__Task details__:
Can you quote the records below in full, word for word?

(Data items)
——

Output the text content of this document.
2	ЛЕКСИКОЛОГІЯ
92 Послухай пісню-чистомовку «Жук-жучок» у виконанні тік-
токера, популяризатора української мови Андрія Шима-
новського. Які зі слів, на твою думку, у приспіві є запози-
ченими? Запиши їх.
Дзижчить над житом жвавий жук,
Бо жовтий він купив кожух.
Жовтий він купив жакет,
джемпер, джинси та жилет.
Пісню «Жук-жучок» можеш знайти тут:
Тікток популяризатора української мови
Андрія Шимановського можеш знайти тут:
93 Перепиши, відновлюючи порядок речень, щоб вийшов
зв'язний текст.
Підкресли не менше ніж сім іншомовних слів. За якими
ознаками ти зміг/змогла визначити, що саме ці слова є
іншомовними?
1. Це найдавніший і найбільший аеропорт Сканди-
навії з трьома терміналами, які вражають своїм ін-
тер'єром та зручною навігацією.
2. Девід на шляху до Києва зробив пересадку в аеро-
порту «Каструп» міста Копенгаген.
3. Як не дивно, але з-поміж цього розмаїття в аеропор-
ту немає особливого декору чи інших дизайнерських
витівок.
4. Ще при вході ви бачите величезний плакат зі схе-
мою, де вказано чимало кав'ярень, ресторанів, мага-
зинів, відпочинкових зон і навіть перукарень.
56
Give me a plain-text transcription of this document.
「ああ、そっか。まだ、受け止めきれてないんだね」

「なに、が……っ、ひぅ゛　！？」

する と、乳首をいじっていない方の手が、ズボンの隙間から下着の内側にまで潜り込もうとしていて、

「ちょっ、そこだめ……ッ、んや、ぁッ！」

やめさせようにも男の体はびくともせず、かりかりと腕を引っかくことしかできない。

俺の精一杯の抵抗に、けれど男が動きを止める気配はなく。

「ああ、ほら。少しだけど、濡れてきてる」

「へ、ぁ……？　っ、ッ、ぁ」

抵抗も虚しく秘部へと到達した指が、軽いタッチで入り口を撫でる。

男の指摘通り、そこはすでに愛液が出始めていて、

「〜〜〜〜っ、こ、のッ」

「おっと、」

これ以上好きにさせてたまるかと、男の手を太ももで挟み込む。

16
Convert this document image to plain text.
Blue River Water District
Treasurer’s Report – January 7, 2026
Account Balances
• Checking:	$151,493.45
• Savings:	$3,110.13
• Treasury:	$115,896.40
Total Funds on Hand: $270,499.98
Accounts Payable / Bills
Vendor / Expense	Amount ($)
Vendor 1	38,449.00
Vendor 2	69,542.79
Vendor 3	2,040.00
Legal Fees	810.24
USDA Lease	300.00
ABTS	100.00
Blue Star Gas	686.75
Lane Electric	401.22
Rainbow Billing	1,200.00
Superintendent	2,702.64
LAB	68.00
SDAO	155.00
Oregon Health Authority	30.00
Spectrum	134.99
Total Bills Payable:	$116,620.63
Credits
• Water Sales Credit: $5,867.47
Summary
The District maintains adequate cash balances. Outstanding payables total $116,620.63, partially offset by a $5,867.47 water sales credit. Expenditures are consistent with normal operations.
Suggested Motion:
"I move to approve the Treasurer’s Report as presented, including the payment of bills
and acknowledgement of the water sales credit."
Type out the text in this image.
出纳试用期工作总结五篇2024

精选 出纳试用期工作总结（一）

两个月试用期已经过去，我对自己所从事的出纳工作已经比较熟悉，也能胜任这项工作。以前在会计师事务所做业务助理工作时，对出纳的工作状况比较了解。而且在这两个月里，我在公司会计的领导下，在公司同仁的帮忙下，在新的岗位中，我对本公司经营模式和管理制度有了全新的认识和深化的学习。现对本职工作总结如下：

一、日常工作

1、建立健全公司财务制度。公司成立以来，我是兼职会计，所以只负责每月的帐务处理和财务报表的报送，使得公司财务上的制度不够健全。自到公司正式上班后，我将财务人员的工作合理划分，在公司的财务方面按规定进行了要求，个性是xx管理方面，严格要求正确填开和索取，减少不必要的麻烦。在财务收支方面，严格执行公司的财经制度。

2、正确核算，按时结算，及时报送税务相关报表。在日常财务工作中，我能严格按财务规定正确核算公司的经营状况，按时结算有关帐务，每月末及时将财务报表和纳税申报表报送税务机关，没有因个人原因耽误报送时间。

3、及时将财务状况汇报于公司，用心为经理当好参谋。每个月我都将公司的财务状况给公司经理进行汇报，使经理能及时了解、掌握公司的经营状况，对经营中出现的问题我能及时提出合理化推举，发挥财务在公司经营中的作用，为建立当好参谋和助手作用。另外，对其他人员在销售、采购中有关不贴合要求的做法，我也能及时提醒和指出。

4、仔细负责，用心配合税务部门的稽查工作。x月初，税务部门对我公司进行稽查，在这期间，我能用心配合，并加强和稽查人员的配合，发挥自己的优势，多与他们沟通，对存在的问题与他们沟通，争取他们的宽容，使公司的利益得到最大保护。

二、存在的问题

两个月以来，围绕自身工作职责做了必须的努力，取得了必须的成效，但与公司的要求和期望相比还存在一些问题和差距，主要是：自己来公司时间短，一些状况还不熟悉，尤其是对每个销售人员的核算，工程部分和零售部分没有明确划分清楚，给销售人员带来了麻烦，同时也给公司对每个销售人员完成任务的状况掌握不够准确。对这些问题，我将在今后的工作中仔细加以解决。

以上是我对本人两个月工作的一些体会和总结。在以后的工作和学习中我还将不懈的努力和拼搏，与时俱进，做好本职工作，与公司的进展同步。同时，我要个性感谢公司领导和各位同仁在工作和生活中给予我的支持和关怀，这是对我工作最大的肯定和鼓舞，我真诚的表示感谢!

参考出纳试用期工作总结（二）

——

__Completed exercise__:
Output the text content of this document.
2	ЛЕКСИКОЛОГІЯ
92 Послухай пісню-чистомовку «Жук-жучок» у виконанні тік-
токера, популяризатора української мови Андрія Шима-
новського. Які зі слів, на твою думку, у приспіві є запози-
ченими? Запиши їх.
Дзижчить над житом жвавий жук,
Бо жовтий він купив кожух.
Жовтий він купив жакет,
джемпер, джинси та жилет.
Пісню «Жук-жучок» можеш знайти тут:
Тікток популяризатора української мови
Андрія Шимановського можеш знайти тут:
93 Перепиши, відновлюючи порядок речень, щоб вийшов
зв'язний текст.
Підкресли не менше ніж сім іншомовних слів. За якими
ознаками ти зміг/змогла визначити, що саме ці слова є
іншомовними?
1. Це найдавніший і найбільший аеропорт Сканди-
навії з трьома терміналами, які вражають своїм ін-
тер'єром та зручною навігацією.
2. Девід на шляху до Києва зробив пересадку в аеро-
порту «Каструп» міста Копенгаген.
3. Як не дивно, але з-поміж цього розмаїття в аеропор-
ту немає особливого декору чи інших дизайнерських
витівок.
4. Ще при вході ви бачите величезний плакат зі схе-
мою, де вказано чимало кав'ярень, ресторанів, мага-
зинів, відпочинкових зон і навіть перукарень.
56
Give me a plain-text transcription of this document.
「ああ、そっか。まだ、受け止めきれてないんだね」

「なに、が……っ、ひぅ゛　！？」

する と、乳首をいじっていない方の手が、ズボンの隙間から下着の内側にまで潜り込もうとしていて、

「ちょっ、そこだめ……ッ、んや、ぁッ！」

やめさせようにも男の体はびくともせず、かりかりと腕を引っかくことしかできない。

俺の精一杯の抵抗に、けれど男が動きを止める気配はなく。

「ああ、ほら。少しだけど、濡れてきてる」

「へ、ぁ……？　っ、ッ、ぁ」

抵抗も虚しく秘部へと到達した指が、軽いタッチで入り口を撫でる。

男の指摘通り、そこはすでに愛液が出始めていて、

「〜〜〜〜っ、こ、のッ」

「おっと、」

これ以上好きにさせてたまるかと、男の手を太ももで挟み込む。

16
Convert this document image to plain text.
Blue River Water District
Treasurer’s Report – January 7, 2026
Account Balances
• Checking:	$151,493.45
• Savings:	$3,110.13
• Treasury:	$115,896.40
Total Funds on Hand: $270,499.98
Accounts Payable / Bills
Vendor / Expense	Amount ($)
Vendor 1	38,449.00
Vendor 2	69,542.79
Vendor 3	2,040.00
Legal Fees	810.24
USDA Lease	300.00
ABTS	100.00
Blue Star Gas	686.75
Lane Electric	401.22
Rainbow Billing	1,200.00
Superintendent	2,702.64
LAB	68.00
SDAO	155.00
Oregon Health Authority	30.00
Spectrum	134.99
Total Bills Payable:	$116,620.63
Credits
• Water Sales Credit: $5,867.47
Summary
The District maintains adequate cash balances. Outstanding payables total $116,620.63, partially offset by a $5,867.47 water sales credit. Expenditures are consistent with normal operations.
Suggested Motion:
"I move to approve the Treasurer’s Report as presented, including the payment of bills
and acknowledgement of the water sales credit."
Type out the text in this image.
出纳试用期工作总结五篇2024

精选 出纳试用期工作总结（一）

两个月试用期已经过去，我对自己所从事的出纳工作已经比较熟悉，也能胜任这项工作。以前在会计师事务所做业务助理工作时，对出纳的工作状况比较了解。而且在这两个月里，我在公司会计的领导下，在公司同仁的帮忙下，在新的岗位中，我对本公司经营模式和管理制度有了全新的认识和深化的学习。现对本职工作总结如下：

一、日常工作

1、建立健全公司财务制度。公司成立以来，我是兼职会计，所以只负责每月的帐务处理和财务报表的报送，使得公司财务上的制度不够健全。自到公司正式上班后，我将财务人员的工作合理划分，在公司的财务方面按规定进行了要求，个性是xx管理方面，严格要求正确填开和索取，减少不必要的麻烦。在财务收支方面，严格执行公司的财经制度。

2、正确核算，按时结算，及时报送税务相关报表。在日常财务工作中，我能严格按财务规定正确核算公司的经营状况，按时结算有关帐务，每月末及时将财务报表和纳税申报表报送税务机关，没有因个人原因耽误报送时间。

3、及时将财务状况汇报于公司，用心为经理当好参谋。每个月我都将公司的财务状况给公司经理进行汇报，使经理能及时了解、掌握公司的经营状况，对经营中出现的问题我能及时提出合理化推举，发挥财务在公司经营中的作用，为建立当好参谋和助手作用。另外，对其他人员在销售、采购中有关不贴合要求的做法，我也能及时提醒和指出。

4、仔细负责，用心配合税务部门的稽查工作。x月初，税务部门对我公司进行稽查，在这期间，我能用心配合，并加强和稽查人员的配合，发挥自己的优势，多与他们沟通，对存在的问题与他们沟通，争取他们的宽容，使公司的利益得到最大保护。

二、存在的问题

两个月以来，围绕自身工作职责做了必须的努力，取得了必须的成效，但与公司的要求和期望相比还存在一些问题和差距，主要是：自己来公司时间短，一些状况还不熟悉，尤其是对每个销售人员的核算，工程部分和零售部分没有明确划分清楚，给销售人员带来了麻烦，同时也给公司对每个销售人员完成任务的状况掌握不够准确。对这些问题，我将在今后的工作中仔细加以解决。

以上是我对本人两个月工作的一些体会和总结。在以后的工作和学习中我还将不懈的努力和拼搏，与时俱进，做好本职工作，与公司的进展同步。同时，我要个性感谢公司领导和各位同仁在工作和生活中给予我的支持和关怀，这是对我工作最大的肯定和鼓舞，我真诚的表示感谢!

参考出纳试用期工作总结（二）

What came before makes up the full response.